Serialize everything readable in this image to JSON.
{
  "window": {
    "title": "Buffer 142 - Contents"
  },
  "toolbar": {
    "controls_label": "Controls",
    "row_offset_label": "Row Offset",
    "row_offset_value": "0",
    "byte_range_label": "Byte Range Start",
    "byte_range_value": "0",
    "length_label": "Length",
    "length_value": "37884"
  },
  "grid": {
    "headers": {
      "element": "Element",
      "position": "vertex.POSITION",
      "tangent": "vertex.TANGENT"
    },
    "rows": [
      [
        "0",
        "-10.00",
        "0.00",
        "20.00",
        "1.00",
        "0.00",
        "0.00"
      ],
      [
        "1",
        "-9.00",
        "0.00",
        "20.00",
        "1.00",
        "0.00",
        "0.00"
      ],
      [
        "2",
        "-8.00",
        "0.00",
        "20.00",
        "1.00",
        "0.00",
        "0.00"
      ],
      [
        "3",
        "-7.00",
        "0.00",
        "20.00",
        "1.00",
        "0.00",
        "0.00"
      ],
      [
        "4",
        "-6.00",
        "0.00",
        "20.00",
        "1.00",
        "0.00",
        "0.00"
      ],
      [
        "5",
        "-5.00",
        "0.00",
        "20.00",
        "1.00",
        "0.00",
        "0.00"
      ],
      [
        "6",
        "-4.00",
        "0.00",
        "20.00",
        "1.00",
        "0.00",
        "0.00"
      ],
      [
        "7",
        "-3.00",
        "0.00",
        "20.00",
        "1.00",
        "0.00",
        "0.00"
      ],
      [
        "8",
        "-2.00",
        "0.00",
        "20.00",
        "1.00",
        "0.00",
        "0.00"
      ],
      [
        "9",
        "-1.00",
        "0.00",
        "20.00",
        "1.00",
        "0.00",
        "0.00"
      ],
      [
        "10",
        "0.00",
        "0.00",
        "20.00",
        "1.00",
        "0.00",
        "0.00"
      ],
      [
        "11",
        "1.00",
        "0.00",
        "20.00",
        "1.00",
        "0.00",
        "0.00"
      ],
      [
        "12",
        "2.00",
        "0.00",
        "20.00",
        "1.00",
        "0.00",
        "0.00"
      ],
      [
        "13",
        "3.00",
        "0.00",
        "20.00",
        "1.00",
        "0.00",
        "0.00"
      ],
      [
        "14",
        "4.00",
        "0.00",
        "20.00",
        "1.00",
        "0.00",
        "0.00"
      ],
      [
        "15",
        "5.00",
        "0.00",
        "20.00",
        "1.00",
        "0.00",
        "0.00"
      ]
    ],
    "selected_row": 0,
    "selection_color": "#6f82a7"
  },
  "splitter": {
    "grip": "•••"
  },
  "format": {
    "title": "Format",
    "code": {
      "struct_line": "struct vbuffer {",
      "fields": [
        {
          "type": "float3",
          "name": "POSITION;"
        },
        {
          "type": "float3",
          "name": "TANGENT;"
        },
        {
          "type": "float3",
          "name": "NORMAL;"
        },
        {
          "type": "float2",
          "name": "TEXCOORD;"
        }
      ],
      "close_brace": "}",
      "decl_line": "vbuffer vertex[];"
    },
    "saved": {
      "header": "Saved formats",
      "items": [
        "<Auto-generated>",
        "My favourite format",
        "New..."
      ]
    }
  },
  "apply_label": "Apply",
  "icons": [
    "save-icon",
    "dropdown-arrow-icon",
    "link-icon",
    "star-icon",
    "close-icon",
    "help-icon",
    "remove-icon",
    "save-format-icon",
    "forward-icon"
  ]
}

##########

Reproduce the material above, every line of it, exactly.

→ **Correct result**:
Serialize everything readable in this image to JSON.
{
  "window": {
    "title": "Buffer 142 - Contents"
  },
  "toolbar": {
    "controls_label": "Controls",
    "row_offset_label": "Row Offset",
    "row_offset_value": "0",
    "byte_range_label": "Byte Range Start",
    "byte_range_value": "0",
    "length_label": "Length",
    "length_value": "37884"
  },
  "grid": {
    "headers": {
      "element": "Element",
      "position": "vertex.POSITION",
      "tangent": "vertex.TANGENT"
    },
    "rows": [
      [
        "0",
        "-10.00",
        "0.00",
        "20.00",
        "1.00",
        "0.00",
        "0.00"
      ],
      [
        "1",
        "-9.00",
        "0.00",
        "20.00",
        "1.00",
        "0.00",
        "0.00"
      ],
      [
        "2",
        "-8.00",
        "0.00",
        "20.00",
        "1.00",
        "0.00",
        "0.00"
      ],
      [
        "3",
        "-7.00",
        "0.00",
        "20.00",
        "1.00",
        "0.00",
        "0.00"
      ],
      [
        "4",
        "-6.00",
        "0.00",
        "20.00",
        "1.00",
        "0.00",
        "0.00"
      ],
      [
        "5",
        "-5.00",
        "0.00",
        "20.00",
        "1.00",
        "0.00",
        "0.00"
      ],
      [
        "6",
        "-4.00",
        "0.00",
        "20.00",
        "1.00",
        "0.00",
        "0.00"
      ],
      [
        "7",
        "-3.00",
        "0.00",
        "20.00",
        "1.00",
        "0.00",
        "0.00"
      ],
      [
        "8",
        "-2.00",
        "0.00",
        "20.00",
        "1.00",
        "0.00",
        "0.00"
      ],
      [
        "9",
        "-1.00",
        "0.00",
        "20.00",
        "1.00",
        "0.00",
        "0.00"
      ],
      [
        "10",
        "0.00",
        "0.00",
        "20.00",
        "1.00",
        "0.00",
        "0.00"
      ],
      [
        "11",
        "1.00",
        "0.00",
        "20.00",
        "1.00",
        "0.00",
        "0.00"
      ],
      [
        "12",
        "2.00",
        "0.00",
        "20.00",
        "1.00",
        "0.00",
        "0.00"
      ],
      [
        "13",
        "3.00",
        "0.00",
        "20.00",
        "1.00",
        "0.00",
        "0.00"
      ],
      [
        "14",
        "4.00",
        "0.00",
        "20.00",
        "1.00",
        "0.00",
        "0.00"
      ],
      [
        "15",
        "5.00",
        "0.00",
        "20.00",
        "1.00",
        "0.00",
        "0.00"
      ]
    ],
    "selected_row": 0,
    "selection_color": "#6f82a7"
  },
  "splitter": {
    "grip": "•••"
  },
  "format": {
    "title": "Format",
    "code": {
      "struct_line": "struct vbuffer {",
      "fields": [
        {
          "type": "float3",
          "name": "POSITION;"
        },
        {
          "type": "float3",
          "name": "TANGENT;"
        },
        {
          "type": "float3",
          "name": "NORMAL;"
        },
        {
          "type": "float2",
          "name": "TEXCOORD;"
        }
      ],
      "close_brace": "}",
      "decl_line": "vbuffer vertex[];"
    },
    "saved": {
      "header": "Saved formats",
      "items": [
        "<Auto-generated>",
        "My favourite format",
        "New..."
      ]
    }
  },
  "apply_label": "Apply",
  "icons": [
    "save-icon",
    "dropdown-arrow-icon",
    "link-icon",
    "star-icon",
    "close-icon",
    "help-icon",
    "remove-icon",
    "save-format-icon",
    "forward-icon"
  ]
}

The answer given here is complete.